+++ Provided records
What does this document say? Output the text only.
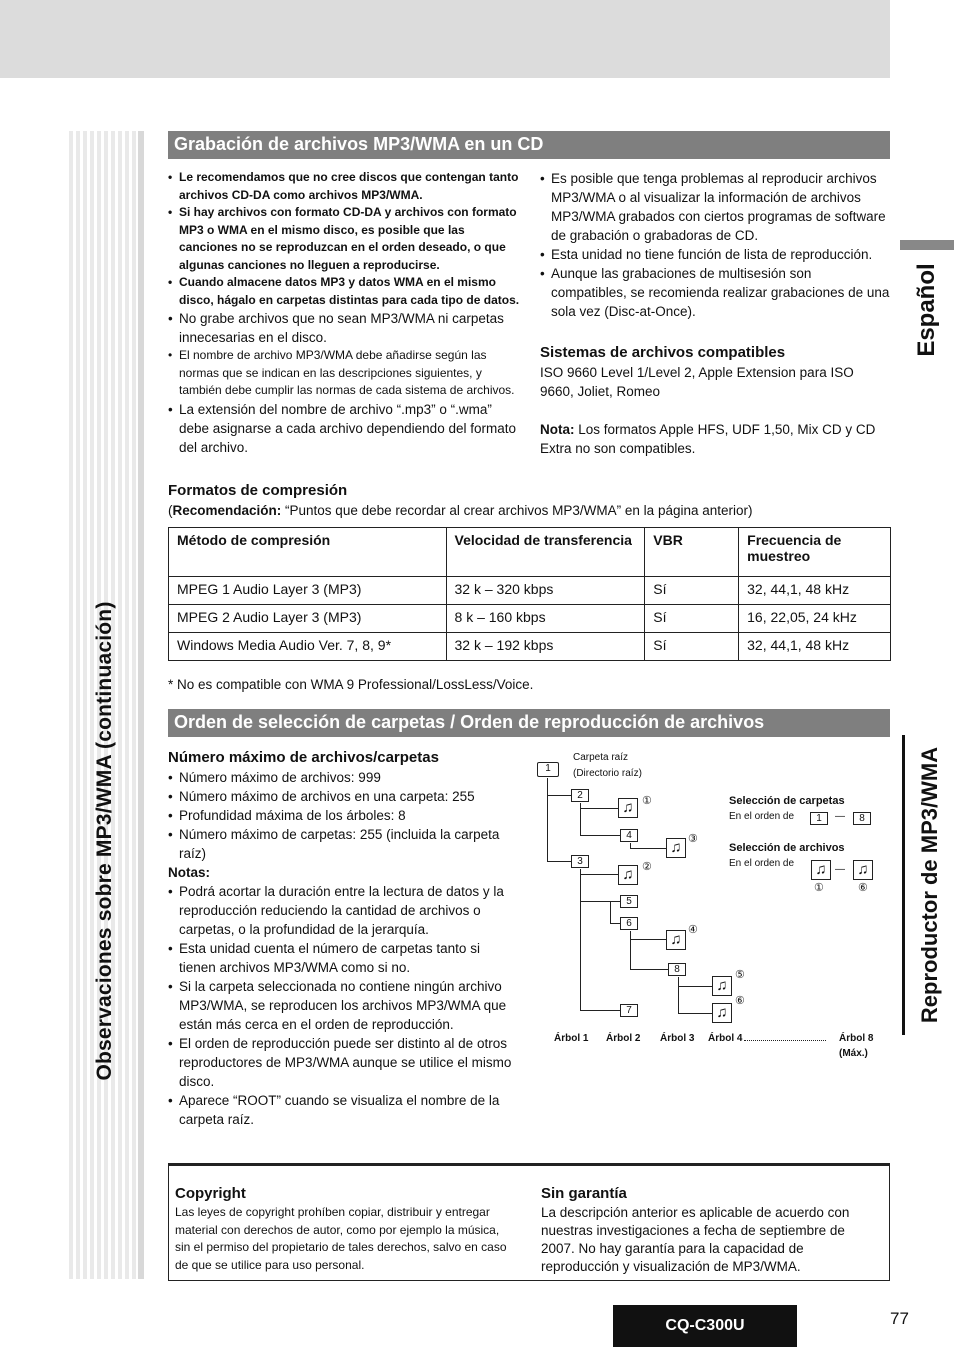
Observaciones sobre MP3/WMA (continuación)
Español
Reproductor de MP3/WMA
Grabación de archivos MP3/WMA en un CD
• Le recomendamos que no cree discos que contengan tanto archivos CD-DA como archivos MP3/WMA.
• Si hay archivos con formato CD-DA y archivos con formato MP3 o WMA en el mismo disco, es posible que las canciones no se reproduzcan en el orden deseado, o que algunas canciones no lleguen a reproducirse.
• Cuando almacene datos MP3 y datos WMA en el mismo disco, hágalo en carpetas distintas para cada tipo de datos.
• No grabe archivos que no sean MP3/WMA ni carpetas innecesarias en el disco.
• El nombre de archivo MP3/WMA debe añadirse según las normas que se indican en las descripciones siguientes, y también debe cumplir las normas de cada sistema de archivos.
• La extensión del nombre de archivo “.mp3” o “.wma” debe asignarse a cada archivo dependiendo del formato del archivo.
• Es posible que tenga problemas al reproducir archivos MP3/WMA o al visualizar la información de archivos MP3/WMA grabados con ciertos programas de software de grabación o grabadoras de CD.
• Esta unidad no tiene función de lista de reproducción.
• Aunque las grabaciones de multisesión son compatibles, se recomienda realizar grabaciones de una sola vez (Disc-at-Once).
Sistemas de archivos compatibles

ISO 9660 Level 1/Level 2, Apple Extension para ISO 9660, Joliet, Romeo

Nota: Los formatos Apple HFS, UDF 1,50, Mix CD y CD Extra no son compatibles.

Formatos de compresión

(Recomendación: “Puntos que debe recordar al crear archivos MP3/WMA” en la página anterior)

Método de compresión	Velocidad de transferencia	VBR	Frecuencia de muestreo
MPEG 1 Audio Layer 3 (MP3)	32 k – 320 kbps	Sí	32, 44,1, 48 kHz
MPEG 2 Audio Layer 3 (MP3)	8 k – 160 kbps	Sí	16, 22,05, 24 kHz
Windows Media Audio Ver. 7, 8, 9*	32 k – 192 kbps	Sí	32, 44,1, 48 kHz
* No es compatible con WMA 9 Professional/LossLess/Voice.
Orden de selección de carpetas / Orden de reproducción de archivos
Número máximo de archivos/carpetas
• Número máximo de archivos: 999
• Número máximo de archivos en una carpeta: 255
• Profundidad máxima de los árboles: 8
• Número máximo de carpetas: 255 (incluida la carpeta raíz)

Notas:

• Podrá acortar la duración entre la lectura de datos y la reproducción reduciendo la cantidad de archivos o carpetas, o la profundidad de la jerarquía.
• Esta unidad cuenta el número de carpetas tanto si tienen archivos MP3/WMA como si no.
• Si la carpeta seleccionada no contiene ningún archivo MP3/WMA, se reproducen los archivos MP3/WMA que están más cerca en el orden de reproducción.
• El orden de reproducción puede ser distinto al de otros reproductores de MP3/WMA aunque se utilice el mismo disco.
• Aparece “ROOT” cuando se visualiza el nombre de la carpeta raíz.
1
Carpeta raíz
(Directorio raíz)
2
3
♫ ①
4
♫ ③
♫ ②
5
7
6
♫
④
8
♫
⑤
♫
⑥
Selección de carpetas
En el orden de	1	—	8
Selección de archivos
En el orden de ♫ — ♫
①	⑥
Árbol 1 Árbol 2 Árbol 3 Árbol 4	Árbol 8
(Máx.)
Copyright

Las leyes de copyright prohíben copiar, distribuir y entregar material con derechos de autor, como por ejemplo la música, sin el permiso del propietario de tales derechos, salvo en caso de que se utilice para uso personal.

Sin garantía

La descripción anterior es aplicable de acuerdo con nuestras investigaciones a fecha de septiembre de 2007. No hay garantía para la capacidad de reproducción y visualización de MP3/WMA.

CQ-C300U	77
++++++
(What needs to be done) Find the number of lines in which the word "Layer" occurs, and write nothing but that number.

(Exercise solution) 2